Aim of the exercise → All of the material below is to be repeated exactly.

Data excerpts →
+++++

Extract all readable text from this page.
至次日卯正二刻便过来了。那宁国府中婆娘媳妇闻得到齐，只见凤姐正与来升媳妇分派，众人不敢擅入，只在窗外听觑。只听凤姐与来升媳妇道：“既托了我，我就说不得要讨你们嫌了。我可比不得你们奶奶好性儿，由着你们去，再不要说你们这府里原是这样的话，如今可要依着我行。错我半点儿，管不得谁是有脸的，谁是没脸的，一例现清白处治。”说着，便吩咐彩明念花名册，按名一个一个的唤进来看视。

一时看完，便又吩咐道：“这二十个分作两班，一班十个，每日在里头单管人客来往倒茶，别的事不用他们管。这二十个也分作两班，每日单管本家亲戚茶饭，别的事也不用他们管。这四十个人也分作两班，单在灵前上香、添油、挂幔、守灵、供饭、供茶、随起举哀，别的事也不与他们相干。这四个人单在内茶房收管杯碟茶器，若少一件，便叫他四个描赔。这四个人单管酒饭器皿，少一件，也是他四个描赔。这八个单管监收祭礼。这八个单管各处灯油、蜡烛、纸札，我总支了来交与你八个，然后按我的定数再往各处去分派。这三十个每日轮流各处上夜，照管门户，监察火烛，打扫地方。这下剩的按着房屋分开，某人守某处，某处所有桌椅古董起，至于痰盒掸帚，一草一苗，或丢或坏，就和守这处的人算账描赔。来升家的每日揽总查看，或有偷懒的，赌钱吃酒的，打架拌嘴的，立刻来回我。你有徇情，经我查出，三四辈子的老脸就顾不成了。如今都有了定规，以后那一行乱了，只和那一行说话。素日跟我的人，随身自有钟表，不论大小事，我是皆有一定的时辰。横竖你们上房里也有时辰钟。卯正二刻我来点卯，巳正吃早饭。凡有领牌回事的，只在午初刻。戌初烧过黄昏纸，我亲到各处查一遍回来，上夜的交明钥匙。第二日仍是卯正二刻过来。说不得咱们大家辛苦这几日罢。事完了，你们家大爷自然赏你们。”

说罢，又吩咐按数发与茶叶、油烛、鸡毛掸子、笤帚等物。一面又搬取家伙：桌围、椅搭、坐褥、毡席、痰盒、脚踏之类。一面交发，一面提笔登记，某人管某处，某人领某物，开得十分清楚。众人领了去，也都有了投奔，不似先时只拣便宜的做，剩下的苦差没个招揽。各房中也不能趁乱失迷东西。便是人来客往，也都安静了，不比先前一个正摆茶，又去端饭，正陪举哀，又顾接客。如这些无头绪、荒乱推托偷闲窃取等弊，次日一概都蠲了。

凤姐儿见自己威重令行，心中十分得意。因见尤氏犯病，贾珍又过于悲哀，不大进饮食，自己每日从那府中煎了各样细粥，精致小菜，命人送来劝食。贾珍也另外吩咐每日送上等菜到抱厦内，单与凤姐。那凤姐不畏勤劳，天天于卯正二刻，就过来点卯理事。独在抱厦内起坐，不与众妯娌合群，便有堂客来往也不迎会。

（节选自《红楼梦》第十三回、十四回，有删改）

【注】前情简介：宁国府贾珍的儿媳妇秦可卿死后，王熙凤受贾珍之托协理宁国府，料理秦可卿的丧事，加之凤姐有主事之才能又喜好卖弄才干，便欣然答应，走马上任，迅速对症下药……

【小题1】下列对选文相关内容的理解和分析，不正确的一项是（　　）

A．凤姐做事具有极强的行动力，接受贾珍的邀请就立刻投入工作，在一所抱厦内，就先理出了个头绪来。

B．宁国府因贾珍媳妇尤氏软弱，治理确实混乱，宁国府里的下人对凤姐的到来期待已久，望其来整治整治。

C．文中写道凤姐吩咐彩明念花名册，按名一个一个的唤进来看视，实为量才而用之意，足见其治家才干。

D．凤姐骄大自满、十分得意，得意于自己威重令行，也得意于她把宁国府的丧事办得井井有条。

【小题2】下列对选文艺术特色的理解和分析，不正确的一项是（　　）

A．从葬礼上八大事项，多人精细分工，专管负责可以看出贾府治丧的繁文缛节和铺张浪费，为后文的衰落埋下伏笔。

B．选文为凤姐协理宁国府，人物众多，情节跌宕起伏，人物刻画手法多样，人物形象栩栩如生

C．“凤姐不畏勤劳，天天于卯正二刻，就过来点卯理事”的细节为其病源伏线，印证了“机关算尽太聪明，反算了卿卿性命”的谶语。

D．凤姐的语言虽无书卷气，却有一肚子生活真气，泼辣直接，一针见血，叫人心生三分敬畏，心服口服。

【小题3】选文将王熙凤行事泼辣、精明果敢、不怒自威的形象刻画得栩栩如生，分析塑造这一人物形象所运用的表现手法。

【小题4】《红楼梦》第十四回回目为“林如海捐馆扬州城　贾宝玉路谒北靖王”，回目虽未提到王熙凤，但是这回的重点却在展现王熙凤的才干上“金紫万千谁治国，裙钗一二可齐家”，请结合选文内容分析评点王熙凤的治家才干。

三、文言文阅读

+++++

Full output →
Extract all readable text from this page.
至次日卯正二刻便过来了。那宁国府中婆娘媳妇闻得到齐，只见凤姐正与来升媳妇分派，众人不敢擅入，只在窗外听觑。只听凤姐与来升媳妇道：“既托了我，我就说不得要讨你们嫌了。我可比不得你们奶奶好性儿，由着你们去，再不要说你们这府里原是这样的话，如今可要依着我行。错我半点儿，管不得谁是有脸的，谁是没脸的，一例现清白处治。”说着，便吩咐彩明念花名册，按名一个一个的唤进来看视。

一时看完，便又吩咐道：“这二十个分作两班，一班十个，每日在里头单管人客来往倒茶，别的事不用他们管。这二十个也分作两班，每日单管本家亲戚茶饭，别的事也不用他们管。这四十个人也分作两班，单在灵前上香、添油、挂幔、守灵、供饭、供茶、随起举哀，别的事也不与他们相干。这四个人单在内茶房收管杯碟茶器，若少一件，便叫他四个描赔。这四个人单管酒饭器皿，少一件，也是他四个描赔。这八个单管监收祭礼。这八个单管各处灯油、蜡烛、纸札，我总支了来交与你八个，然后按我的定数再往各处去分派。这三十个每日轮流各处上夜，照管门户，监察火烛，打扫地方。这下剩的按着房屋分开，某人守某处，某处所有桌椅古董起，至于痰盒掸帚，一草一苗，或丢或坏，就和守这处的人算账描赔。来升家的每日揽总查看，或有偷懒的，赌钱吃酒的，打架拌嘴的，立刻来回我。你有徇情，经我查出，三四辈子的老脸就顾不成了。如今都有了定规，以后那一行乱了，只和那一行说话。素日跟我的人，随身自有钟表，不论大小事，我是皆有一定的时辰。横竖你们上房里也有时辰钟。卯正二刻我来点卯，巳正吃早饭。凡有领牌回事的，只在午初刻。戌初烧过黄昏纸，我亲到各处查一遍回来，上夜的交明钥匙。第二日仍是卯正二刻过来。说不得咱们大家辛苦这几日罢。事完了，你们家大爷自然赏你们。”

说罢，又吩咐按数发与茶叶、油烛、鸡毛掸子、笤帚等物。一面又搬取家伙：桌围、椅搭、坐褥、毡席、痰盒、脚踏之类。一面交发，一面提笔登记，某人管某处，某人领某物，开得十分清楚。众人领了去，也都有了投奔，不似先时只拣便宜的做，剩下的苦差没个招揽。各房中也不能趁乱失迷东西。便是人来客往，也都安静了，不比先前一个正摆茶，又去端饭，正陪举哀，又顾接客。如这些无头绪、荒乱推托偷闲窃取等弊，次日一概都蠲了。

凤姐儿见自己威重令行，心中十分得意。因见尤氏犯病，贾珍又过于悲哀，不大进饮食，自己每日从那府中煎了各样细粥，精致小菜，命人送来劝食。贾珍也另外吩咐每日送上等菜到抱厦内，单与凤姐。那凤姐不畏勤劳，天天于卯正二刻，就过来点卯理事。独在抱厦内起坐，不与众妯娌合群，便有堂客来往也不迎会。

（节选自《红楼梦》第十三回、十四回，有删改）

【注】前情简介：宁国府贾珍的儿媳妇秦可卿死后，王熙凤受贾珍之托协理宁国府，料理秦可卿的丧事，加之凤姐有主事之才能又喜好卖弄才干，便欣然答应，走马上任，迅速对症下药……

【小题1】下列对选文相关内容的理解和分析，不正确的一项是（　　）

A．凤姐做事具有极强的行动力，接受贾珍的邀请就立刻投入工作，在一所抱厦内，就先理出了个头绪来。

B．宁国府因贾珍媳妇尤氏软弱，治理确实混乱，宁国府里的下人对凤姐的到来期待已久，望其来整治整治。

C．文中写道凤姐吩咐彩明念花名册，按名一个一个的唤进来看视，实为量才而用之意，足见其治家才干。

D．凤姐骄大自满、十分得意，得意于自己威重令行，也得意于她把宁国府的丧事办得井井有条。

【小题2】下列对选文艺术特色的理解和分析，不正确的一项是（　　）

A．从葬礼上八大事项，多人精细分工，专管负责可以看出贾府治丧的繁文缛节和铺张浪费，为后文的衰落埋下伏笔。

B．选文为凤姐协理宁国府，人物众多，情节跌宕起伏，人物刻画手法多样，人物形象栩栩如生

C．“凤姐不畏勤劳，天天于卯正二刻，就过来点卯理事”的细节为其病源伏线，印证了“机关算尽太聪明，反算了卿卿性命”的谶语。

D．凤姐的语言虽无书卷气，却有一肚子生活真气，泼辣直接，一针见血，叫人心生三分敬畏，心服口服。

【小题3】选文将王熙凤行事泼辣、精明果敢、不怒自威的形象刻画得栩栩如生，分析塑造这一人物形象所运用的表现手法。

【小题4】《红楼梦》第十四回回目为“林如海捐馆扬州城　贾宝玉路谒北靖王”，回目虽未提到王熙凤，但是这回的重点却在展现王熙凤的才干上“金紫万千谁治国，裙钗一二可齐家”，请结合选文内容分析评点王熙凤的治家才干。

三、文言文阅读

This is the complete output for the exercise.